◆ WORK TO COMPLETE: Turn the lines below, from the first one through the line containing "staticText: m xyxy=(135,278,142,287)" (both included), into a numbered list with no blank lines. Leave all other lines out.

◆ DATASET:
----

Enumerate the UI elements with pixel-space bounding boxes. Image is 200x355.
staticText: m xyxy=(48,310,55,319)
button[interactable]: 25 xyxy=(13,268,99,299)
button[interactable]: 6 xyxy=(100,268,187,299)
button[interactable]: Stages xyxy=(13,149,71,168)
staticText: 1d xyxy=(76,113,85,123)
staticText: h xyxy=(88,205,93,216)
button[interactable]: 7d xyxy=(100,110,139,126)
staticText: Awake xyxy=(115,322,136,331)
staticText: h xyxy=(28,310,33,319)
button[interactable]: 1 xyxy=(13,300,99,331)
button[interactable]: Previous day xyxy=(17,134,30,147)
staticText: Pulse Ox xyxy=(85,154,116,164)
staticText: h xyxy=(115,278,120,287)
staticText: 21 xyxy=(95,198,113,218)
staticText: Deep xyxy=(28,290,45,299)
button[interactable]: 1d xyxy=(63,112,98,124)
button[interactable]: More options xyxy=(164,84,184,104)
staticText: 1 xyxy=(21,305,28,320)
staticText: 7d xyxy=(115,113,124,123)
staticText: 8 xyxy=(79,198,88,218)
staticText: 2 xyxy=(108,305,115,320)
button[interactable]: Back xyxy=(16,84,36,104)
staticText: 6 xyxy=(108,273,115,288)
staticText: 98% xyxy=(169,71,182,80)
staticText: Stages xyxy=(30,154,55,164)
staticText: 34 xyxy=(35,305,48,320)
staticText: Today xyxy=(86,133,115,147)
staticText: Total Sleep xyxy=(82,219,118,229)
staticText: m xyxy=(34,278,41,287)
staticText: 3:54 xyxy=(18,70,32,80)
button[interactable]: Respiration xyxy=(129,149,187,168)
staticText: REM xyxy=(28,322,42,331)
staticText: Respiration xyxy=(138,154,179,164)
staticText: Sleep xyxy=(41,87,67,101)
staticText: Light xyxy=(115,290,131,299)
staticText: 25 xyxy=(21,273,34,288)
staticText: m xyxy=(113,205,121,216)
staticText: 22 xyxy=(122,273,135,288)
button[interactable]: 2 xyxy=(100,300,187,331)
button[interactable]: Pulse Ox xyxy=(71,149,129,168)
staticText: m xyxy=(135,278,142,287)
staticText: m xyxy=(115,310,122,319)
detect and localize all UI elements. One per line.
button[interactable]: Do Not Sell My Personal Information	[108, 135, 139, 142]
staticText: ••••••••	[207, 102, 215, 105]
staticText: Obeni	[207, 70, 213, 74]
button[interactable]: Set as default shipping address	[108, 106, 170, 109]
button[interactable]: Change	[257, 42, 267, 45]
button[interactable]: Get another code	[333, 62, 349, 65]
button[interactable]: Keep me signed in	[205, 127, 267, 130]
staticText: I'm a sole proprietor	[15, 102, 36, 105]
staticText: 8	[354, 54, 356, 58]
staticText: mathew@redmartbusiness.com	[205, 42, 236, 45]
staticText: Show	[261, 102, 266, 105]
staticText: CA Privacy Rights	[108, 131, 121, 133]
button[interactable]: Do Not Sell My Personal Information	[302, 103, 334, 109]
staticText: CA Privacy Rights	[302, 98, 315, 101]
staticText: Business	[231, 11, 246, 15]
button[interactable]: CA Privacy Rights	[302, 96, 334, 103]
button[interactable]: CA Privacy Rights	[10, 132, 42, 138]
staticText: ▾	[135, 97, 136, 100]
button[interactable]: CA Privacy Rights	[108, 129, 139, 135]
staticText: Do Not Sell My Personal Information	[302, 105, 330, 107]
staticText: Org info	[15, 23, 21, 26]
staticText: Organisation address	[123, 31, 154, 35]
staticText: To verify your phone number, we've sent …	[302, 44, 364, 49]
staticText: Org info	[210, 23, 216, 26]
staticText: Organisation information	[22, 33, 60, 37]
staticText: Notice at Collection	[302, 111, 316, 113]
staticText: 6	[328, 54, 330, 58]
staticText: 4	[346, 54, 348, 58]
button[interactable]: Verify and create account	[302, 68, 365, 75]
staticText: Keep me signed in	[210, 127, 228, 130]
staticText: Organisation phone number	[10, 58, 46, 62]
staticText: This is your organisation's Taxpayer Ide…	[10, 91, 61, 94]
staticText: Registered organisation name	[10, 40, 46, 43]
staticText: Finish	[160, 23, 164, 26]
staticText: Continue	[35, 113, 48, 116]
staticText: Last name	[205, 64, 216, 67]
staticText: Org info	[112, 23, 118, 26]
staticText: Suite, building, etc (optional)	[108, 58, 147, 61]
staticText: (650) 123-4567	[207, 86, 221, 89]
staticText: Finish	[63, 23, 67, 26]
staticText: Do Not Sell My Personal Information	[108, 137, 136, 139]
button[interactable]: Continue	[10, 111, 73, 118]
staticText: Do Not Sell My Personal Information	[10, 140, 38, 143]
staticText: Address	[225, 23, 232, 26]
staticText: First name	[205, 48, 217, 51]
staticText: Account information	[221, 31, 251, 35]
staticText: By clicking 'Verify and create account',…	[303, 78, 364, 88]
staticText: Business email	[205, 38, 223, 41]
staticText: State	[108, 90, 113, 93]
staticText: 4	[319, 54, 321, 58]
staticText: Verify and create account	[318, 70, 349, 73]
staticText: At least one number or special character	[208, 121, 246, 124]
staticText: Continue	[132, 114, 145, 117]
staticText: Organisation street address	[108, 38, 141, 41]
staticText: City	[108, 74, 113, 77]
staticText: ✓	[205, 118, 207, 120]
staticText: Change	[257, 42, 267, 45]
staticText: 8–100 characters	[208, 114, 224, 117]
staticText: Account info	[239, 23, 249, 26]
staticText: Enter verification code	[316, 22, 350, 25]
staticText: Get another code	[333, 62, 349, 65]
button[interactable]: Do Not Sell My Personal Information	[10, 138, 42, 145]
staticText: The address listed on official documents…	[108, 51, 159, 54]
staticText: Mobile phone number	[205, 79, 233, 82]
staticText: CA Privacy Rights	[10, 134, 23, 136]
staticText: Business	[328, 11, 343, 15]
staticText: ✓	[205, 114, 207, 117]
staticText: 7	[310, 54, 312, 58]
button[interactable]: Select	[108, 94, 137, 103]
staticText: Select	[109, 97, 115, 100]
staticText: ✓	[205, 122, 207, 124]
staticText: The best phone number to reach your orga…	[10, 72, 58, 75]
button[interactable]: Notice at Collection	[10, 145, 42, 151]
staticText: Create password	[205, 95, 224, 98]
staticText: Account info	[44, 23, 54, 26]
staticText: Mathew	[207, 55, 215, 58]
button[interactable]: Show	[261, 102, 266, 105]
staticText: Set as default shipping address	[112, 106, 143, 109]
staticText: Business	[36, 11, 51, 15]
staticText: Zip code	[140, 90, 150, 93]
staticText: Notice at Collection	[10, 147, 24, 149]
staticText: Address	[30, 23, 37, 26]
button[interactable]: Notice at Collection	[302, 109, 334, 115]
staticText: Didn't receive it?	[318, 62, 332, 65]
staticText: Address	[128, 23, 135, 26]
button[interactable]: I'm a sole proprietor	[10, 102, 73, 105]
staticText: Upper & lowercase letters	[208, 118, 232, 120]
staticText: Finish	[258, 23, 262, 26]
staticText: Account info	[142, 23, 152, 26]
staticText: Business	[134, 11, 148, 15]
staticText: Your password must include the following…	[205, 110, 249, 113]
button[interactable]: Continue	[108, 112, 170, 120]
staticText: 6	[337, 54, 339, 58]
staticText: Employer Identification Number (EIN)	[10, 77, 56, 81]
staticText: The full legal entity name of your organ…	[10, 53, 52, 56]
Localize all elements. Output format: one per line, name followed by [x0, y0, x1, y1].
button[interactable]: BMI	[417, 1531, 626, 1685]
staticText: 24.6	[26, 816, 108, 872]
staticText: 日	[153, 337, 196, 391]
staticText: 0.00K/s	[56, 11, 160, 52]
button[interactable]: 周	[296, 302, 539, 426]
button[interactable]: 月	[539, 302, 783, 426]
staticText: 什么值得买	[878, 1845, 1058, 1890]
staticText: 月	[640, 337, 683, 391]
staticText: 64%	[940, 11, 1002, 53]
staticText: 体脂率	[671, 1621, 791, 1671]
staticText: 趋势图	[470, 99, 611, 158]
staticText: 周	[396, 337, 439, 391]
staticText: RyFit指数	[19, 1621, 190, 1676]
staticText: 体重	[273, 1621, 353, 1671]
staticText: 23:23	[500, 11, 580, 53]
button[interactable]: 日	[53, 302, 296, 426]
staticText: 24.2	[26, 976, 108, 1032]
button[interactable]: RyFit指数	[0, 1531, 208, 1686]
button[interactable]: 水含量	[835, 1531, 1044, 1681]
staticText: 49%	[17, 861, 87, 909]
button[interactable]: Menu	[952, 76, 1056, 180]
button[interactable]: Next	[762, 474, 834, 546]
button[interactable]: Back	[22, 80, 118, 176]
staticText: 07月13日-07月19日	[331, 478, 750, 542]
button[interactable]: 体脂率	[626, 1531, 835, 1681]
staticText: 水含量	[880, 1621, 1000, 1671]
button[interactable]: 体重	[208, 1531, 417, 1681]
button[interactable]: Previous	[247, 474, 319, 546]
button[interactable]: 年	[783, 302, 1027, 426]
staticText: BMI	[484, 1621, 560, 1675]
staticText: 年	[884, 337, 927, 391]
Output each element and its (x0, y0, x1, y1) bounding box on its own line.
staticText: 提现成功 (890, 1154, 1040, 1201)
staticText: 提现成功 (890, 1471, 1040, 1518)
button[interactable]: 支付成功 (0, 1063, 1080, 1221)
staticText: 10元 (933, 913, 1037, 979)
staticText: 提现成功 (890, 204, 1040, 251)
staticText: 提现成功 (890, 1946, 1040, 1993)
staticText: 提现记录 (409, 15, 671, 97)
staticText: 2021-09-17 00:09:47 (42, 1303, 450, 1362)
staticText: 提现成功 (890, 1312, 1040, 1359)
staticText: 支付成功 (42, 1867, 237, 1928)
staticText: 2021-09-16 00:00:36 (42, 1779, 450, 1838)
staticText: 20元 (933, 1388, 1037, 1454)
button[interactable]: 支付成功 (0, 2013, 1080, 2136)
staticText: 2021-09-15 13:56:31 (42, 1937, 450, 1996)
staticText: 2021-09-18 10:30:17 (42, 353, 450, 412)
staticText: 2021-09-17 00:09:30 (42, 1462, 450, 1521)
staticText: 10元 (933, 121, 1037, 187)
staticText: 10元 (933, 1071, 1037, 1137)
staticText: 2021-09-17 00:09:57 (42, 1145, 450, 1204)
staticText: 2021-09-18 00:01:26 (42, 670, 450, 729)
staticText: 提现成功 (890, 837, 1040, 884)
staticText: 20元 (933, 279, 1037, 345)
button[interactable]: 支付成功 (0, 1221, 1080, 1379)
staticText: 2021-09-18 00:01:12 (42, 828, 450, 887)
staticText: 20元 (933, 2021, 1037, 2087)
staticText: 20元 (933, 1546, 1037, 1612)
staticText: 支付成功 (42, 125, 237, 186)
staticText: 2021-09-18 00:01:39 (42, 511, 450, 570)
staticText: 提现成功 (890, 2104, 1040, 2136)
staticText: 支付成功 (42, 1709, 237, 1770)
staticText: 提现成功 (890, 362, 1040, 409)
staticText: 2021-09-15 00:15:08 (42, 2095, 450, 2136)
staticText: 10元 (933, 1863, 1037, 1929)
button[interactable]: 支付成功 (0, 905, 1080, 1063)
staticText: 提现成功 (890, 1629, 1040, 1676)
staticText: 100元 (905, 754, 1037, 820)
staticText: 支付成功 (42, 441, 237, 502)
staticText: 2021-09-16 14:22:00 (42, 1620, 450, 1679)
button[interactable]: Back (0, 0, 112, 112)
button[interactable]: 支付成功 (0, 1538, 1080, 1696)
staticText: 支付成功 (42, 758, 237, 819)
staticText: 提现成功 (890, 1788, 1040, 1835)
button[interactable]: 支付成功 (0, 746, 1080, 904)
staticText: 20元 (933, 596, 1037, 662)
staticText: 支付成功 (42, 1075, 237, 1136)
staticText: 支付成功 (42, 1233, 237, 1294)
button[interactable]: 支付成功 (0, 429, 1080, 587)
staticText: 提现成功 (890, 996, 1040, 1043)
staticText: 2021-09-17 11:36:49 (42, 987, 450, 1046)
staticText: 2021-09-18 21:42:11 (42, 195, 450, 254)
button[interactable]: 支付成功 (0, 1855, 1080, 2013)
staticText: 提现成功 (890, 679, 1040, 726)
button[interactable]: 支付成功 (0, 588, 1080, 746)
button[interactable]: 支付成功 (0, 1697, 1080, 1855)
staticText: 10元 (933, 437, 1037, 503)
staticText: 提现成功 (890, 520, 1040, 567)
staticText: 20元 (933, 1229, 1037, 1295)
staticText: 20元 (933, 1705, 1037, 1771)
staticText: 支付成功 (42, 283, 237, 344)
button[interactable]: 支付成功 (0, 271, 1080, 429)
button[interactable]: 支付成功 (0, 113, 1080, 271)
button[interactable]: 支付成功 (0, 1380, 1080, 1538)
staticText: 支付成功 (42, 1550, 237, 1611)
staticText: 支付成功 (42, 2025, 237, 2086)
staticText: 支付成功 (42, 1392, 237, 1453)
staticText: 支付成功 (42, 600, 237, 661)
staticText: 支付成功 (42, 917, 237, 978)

----

◆ WORKED SOLUTION:
1. Enumerate the UI elements with pixel-space bounding boxes. Image is 200x355.
2. staticText: m xyxy=(48,310,55,319)
3. button[interactable]: 25 xyxy=(13,268,99,299)
4. button[interactable]: 6 xyxy=(100,268,187,299)
5. button[interactable]: Stages xyxy=(13,149,71,168)
6. staticText: 1d xyxy=(76,113,85,123)
7. staticText: h xyxy=(88,205,93,216)
8. button[interactable]: 7d xyxy=(100,110,139,126)
9. staticText: Awake xyxy=(115,322,136,331)
10. staticText: h xyxy=(28,310,33,319)
11. button[interactable]: 1 xyxy=(13,300,99,331)
12. button[interactable]: Previous day xyxy=(17,134,30,147)
13. staticText: Pulse Ox xyxy=(85,154,116,164)
14. staticText: h xyxy=(115,278,120,287)
15. staticText: 21 xyxy=(95,198,113,218)
16. staticText: Deep xyxy=(28,290,45,299)
17. button[interactable]: 1d xyxy=(63,112,98,124)
18. button[interactable]: More options xyxy=(164,84,184,104)
19. staticText: 1 xyxy=(21,305,28,320)
20. staticText: 7d xyxy=(115,113,124,123)
21. staticText: 8 xyxy=(79,198,88,218)
22. staticText: 2 xyxy=(108,305,115,320)
23. button[interactable]: Back xyxy=(16,84,36,104)
24. staticText: 6 xyxy=(108,273,115,288)
25. staticText: 98% xyxy=(169,71,182,80)
26. staticText: Stages xyxy=(30,154,55,164)
27. staticText: 34 xyxy=(35,305,48,320)
28. staticText: Today xyxy=(86,133,115,147)
29. staticText: Total Sleep xyxy=(82,219,118,229)
30. staticText: m xyxy=(34,278,41,287)
31. staticText: 3:54 xyxy=(18,70,32,80)
32. button[interactable]: Respiration xyxy=(129,149,187,168)
33. staticText: REM xyxy=(28,322,42,331)
34. staticText: Respiration xyxy=(138,154,179,164)
35. staticText: Sleep xyxy=(41,87,67,101)
36. staticText: Light xyxy=(115,290,131,299)
37. staticText: 25 xyxy=(21,273,34,288)
38. staticText: m xyxy=(113,205,121,216)
39. staticText: 22 xyxy=(122,273,135,288)
40. button[interactable]: 2 xyxy=(100,300,187,331)
41. button[interactable]: Pulse Ox xyxy=(71,149,129,168)
42. staticText: m xyxy=(135,278,142,287)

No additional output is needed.